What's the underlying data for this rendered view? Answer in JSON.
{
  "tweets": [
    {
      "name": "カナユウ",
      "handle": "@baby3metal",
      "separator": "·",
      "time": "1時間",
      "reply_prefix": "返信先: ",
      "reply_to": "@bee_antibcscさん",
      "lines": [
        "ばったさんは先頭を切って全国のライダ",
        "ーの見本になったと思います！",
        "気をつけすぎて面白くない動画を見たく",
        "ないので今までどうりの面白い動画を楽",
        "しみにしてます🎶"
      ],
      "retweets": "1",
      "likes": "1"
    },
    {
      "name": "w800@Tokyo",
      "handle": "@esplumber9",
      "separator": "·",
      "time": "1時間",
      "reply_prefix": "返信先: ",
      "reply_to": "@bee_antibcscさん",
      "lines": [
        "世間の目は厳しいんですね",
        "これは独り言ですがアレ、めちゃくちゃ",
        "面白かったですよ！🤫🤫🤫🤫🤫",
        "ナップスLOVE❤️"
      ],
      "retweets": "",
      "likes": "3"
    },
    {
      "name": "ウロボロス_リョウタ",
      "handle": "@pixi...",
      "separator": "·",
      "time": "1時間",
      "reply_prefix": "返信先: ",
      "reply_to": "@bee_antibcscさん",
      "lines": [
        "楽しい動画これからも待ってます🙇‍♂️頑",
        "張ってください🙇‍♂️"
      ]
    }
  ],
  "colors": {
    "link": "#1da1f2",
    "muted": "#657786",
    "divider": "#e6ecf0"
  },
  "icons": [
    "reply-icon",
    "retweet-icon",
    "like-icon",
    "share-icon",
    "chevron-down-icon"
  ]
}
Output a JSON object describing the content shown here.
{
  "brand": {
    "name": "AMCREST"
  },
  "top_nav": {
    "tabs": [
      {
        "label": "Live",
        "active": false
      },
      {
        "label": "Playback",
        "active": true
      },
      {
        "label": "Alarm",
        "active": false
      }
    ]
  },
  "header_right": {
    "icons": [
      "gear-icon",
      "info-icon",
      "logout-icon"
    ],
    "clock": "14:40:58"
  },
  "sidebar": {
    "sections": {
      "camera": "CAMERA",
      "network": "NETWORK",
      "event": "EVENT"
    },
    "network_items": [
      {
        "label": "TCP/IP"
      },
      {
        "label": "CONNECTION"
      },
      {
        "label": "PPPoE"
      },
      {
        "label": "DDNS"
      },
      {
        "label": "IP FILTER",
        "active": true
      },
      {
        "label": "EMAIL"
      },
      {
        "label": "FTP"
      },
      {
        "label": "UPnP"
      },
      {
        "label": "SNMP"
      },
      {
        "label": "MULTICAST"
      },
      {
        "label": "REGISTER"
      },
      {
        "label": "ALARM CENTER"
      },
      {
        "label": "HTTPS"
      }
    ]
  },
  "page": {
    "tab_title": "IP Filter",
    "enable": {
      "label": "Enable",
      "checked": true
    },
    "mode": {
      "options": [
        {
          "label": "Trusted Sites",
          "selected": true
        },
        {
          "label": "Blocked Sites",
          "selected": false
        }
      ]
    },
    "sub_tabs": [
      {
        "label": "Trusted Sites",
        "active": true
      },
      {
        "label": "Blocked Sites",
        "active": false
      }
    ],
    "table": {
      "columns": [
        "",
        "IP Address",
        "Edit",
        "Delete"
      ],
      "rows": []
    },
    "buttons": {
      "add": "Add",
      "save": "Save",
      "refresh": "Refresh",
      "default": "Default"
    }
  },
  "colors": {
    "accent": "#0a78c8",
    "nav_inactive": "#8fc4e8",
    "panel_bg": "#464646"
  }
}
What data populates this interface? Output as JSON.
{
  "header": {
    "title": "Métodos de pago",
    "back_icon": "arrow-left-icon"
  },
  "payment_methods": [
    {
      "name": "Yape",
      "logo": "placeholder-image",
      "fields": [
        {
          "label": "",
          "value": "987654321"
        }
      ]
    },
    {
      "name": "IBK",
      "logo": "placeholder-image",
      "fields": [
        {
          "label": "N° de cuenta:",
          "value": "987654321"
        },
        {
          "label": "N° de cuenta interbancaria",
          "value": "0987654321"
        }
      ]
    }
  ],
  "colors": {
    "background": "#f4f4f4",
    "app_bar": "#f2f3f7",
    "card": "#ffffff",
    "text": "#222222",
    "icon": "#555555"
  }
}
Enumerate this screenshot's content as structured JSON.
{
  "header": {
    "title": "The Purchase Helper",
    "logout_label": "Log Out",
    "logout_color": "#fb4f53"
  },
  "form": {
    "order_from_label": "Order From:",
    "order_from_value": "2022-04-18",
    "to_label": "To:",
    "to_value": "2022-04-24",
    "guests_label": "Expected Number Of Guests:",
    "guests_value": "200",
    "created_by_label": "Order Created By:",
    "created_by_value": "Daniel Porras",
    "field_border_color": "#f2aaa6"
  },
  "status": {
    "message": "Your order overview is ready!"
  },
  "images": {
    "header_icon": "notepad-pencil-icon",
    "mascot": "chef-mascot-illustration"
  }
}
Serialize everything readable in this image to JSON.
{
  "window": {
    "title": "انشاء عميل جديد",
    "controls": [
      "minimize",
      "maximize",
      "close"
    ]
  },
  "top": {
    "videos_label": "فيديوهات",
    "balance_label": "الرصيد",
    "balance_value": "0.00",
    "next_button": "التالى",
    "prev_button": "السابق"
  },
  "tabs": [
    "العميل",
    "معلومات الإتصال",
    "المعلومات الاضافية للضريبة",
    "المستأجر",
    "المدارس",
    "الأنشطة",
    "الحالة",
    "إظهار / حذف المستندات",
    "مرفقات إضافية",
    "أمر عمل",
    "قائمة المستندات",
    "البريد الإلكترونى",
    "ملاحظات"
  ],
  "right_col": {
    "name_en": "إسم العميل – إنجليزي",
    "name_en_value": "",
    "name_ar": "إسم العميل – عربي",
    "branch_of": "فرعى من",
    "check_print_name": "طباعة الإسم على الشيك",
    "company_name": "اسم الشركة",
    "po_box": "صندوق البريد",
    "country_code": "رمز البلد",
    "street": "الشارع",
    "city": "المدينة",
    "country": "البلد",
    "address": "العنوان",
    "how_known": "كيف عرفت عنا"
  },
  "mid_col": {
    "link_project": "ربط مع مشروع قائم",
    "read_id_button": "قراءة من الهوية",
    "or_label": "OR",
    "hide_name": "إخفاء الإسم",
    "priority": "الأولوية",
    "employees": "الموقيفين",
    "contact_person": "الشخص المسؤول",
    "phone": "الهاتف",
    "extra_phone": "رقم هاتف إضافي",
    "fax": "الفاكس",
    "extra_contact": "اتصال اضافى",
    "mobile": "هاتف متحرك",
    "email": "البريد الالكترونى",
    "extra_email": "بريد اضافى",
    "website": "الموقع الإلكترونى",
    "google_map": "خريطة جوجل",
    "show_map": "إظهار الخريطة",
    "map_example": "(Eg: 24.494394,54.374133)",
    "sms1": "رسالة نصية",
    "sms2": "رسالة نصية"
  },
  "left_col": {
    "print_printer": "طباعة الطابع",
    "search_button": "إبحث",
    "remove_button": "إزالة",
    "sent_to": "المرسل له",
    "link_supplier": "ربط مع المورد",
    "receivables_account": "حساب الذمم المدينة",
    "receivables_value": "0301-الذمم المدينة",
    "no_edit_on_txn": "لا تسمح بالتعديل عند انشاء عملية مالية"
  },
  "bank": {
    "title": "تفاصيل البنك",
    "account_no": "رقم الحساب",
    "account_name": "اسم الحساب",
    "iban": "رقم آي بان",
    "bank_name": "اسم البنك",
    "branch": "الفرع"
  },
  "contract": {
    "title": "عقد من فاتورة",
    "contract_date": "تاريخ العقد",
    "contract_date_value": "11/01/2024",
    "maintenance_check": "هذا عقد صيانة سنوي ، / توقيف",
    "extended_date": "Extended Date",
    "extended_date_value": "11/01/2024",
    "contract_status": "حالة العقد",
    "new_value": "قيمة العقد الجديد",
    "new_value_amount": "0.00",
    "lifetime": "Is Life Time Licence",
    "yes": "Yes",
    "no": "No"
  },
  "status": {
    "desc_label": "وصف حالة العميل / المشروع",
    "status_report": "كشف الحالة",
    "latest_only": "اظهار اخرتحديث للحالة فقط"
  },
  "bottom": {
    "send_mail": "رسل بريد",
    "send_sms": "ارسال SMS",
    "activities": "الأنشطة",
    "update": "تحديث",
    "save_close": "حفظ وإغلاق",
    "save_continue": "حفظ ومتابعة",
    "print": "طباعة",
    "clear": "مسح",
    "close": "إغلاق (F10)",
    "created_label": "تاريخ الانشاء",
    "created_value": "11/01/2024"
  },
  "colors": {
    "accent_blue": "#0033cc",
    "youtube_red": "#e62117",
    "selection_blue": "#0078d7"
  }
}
____
→ **Work to be completed**:
Go through the listing above and work out how many lines contain the string "إظهار". Reply with the number alone.

→ **Answer**:
2